#### Provided entries:
— begin —
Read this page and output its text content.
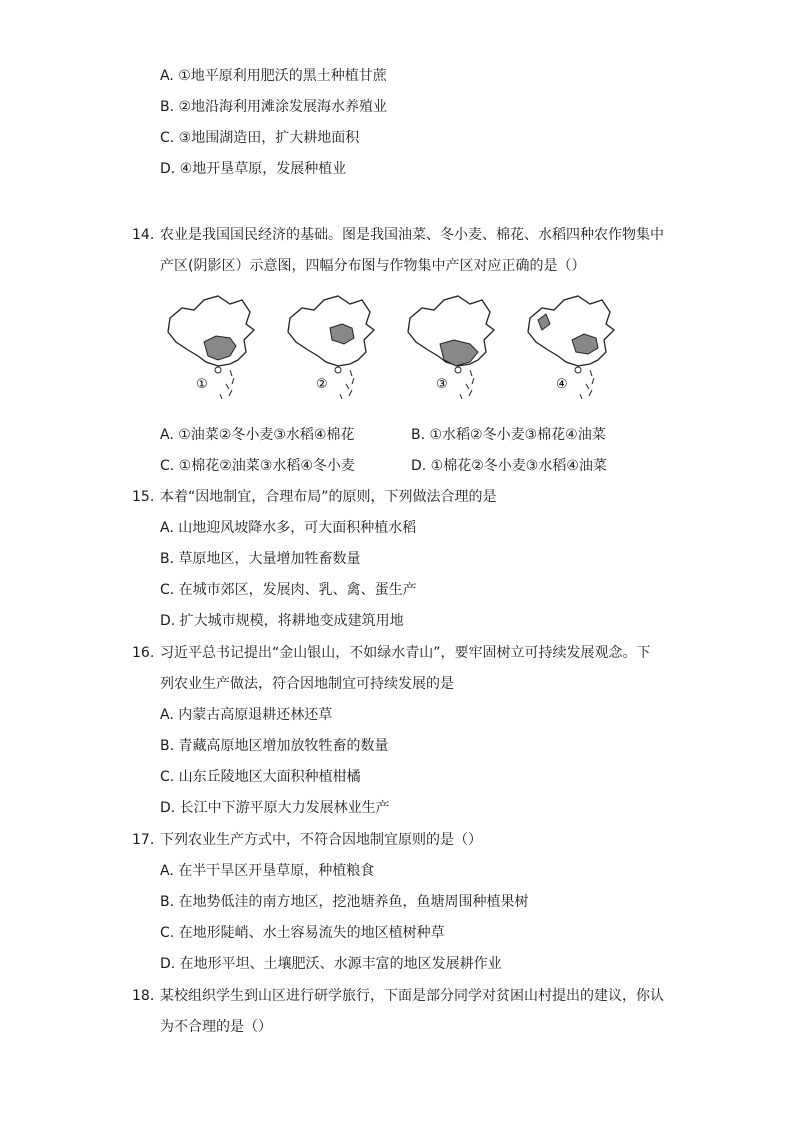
A. ①地平原利用肥沃的黑土种植甘蔗
B. ②地沿海利用滩涂发展海水养殖业
C. ③地围湖造田，扩大耕地面积
D. ④地开垦草原，发展种植业
14. 农业是我国国民经济的基础。图是我国油菜、冬小麦、棉花、水稻四种农作物集中
产区(阴影区）示意图，四幅分布图与作物集中产区对应正确的是（）
①	②	③	④
A. ①油菜②冬小麦③水稻④棉花	B. ①水稻②冬小麦③棉花④油菜
C. ①棉花②油菜③水稻④冬小麦	D. ①棉花②冬小麦③水稻④油菜
15. 本着“因地制宜，合理布局”的原则，下列做法合理的是
A. 山地迎风坡降水多，可大面积种植水稻
B. 草原地区，大量增加牲畜数量
C. 在城市郊区，发展肉、乳、禽、蛋生产
D. 扩大城市规模，将耕地变成建筑用地
16. 习近平总书记提出“金山银山，不如绿水青山”，要牢固树立可持续发展观念。下
列农业生产做法，符合因地制宜可持续发展的是
A. 内蒙古高原退耕还林还草
B. 青藏高原地区增加放牧牲畜的数量
C. 山东丘陵地区大面积种植柑橘
D. 长江中下游平原大力发展林业生产
17. 下列农业生产方式中，不符合因地制宜原则的是（）
A. 在半干旱区开垦草原，种植粮食
B. 在地势低洼的南方地区，挖池塘养鱼，鱼塘周围种植果树
C. 在地形陡峭、水土容易流失的地区植树种草
D. 在地形平坦、土壤肥沃、水源丰富的地区发展耕作业
18. 某校组织学生到山区进行研学旅行，下面是部分同学对贫困山村提出的建议，你认
为不合理的是（）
— end —
#### Given exercise:
Copy out the entries verbatim and leave the images out.

#### Finished task:
Read this page and output its text content.
A. ①地平原利用肥沃的黑土种植甘蔗
B. ②地沿海利用滩涂发展海水养殖业
C. ③地围湖造田，扩大耕地面积
D. ④地开垦草原，发展种植业
14. 农业是我国国民经济的基础。图是我国油菜、冬小麦、棉花、水稻四种农作物集中
产区(阴影区）示意图，四幅分布图与作物集中产区对应正确的是（）
①	②	③	④
A. ①油菜②冬小麦③水稻④棉花	B. ①水稻②冬小麦③棉花④油菜
C. ①棉花②油菜③水稻④冬小麦	D. ①棉花②冬小麦③水稻④油菜
15. 本着“因地制宜，合理布局”的原则，下列做法合理的是
A. 山地迎风坡降水多，可大面积种植水稻
B. 草原地区，大量增加牲畜数量
C. 在城市郊区，发展肉、乳、禽、蛋生产
D. 扩大城市规模，将耕地变成建筑用地
16. 习近平总书记提出“金山银山，不如绿水青山”，要牢固树立可持续发展观念。下
列农业生产做法，符合因地制宜可持续发展的是
A. 内蒙古高原退耕还林还草
B. 青藏高原地区增加放牧牲畜的数量
C. 山东丘陵地区大面积种植柑橘
D. 长江中下游平原大力发展林业生产
17. 下列农业生产方式中，不符合因地制宜原则的是（）
A. 在半干旱区开垦草原，种植粮食
B. 在地势低洼的南方地区，挖池塘养鱼，鱼塘周围种植果树
C. 在地形陡峭、水土容易流失的地区植树种草
D. 在地形平坦、土壤肥沃、水源丰富的地区发展耕作业
18. 某校组织学生到山区进行研学旅行，下面是部分同学对贫困山村提出的建议，你认
为不合理的是（）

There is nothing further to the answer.